Aim of the task: Every line below that contains "Pini" is to be copied.

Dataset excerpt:
-- -- --

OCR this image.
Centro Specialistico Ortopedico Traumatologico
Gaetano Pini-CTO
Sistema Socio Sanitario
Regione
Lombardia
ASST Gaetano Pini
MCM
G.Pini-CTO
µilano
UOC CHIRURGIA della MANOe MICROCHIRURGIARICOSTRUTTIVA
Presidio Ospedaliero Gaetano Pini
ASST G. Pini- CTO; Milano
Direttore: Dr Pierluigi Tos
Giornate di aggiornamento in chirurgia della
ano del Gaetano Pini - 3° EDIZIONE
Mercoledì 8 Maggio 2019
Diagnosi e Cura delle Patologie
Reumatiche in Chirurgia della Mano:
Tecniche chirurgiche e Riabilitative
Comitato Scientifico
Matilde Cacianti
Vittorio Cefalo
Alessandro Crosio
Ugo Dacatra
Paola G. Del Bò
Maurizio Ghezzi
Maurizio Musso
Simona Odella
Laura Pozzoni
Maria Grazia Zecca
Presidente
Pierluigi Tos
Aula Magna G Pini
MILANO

-- -- --

Full response:
Gaetano Pini-CTO
ASST Gaetano Pini
G.Pini-CTO
Presidio Ospedaliero Gaetano Pini
ASST G. Pini- CTO; Milano
ano del Gaetano Pini - 3° EDIZIONE
Aula Magna G Pini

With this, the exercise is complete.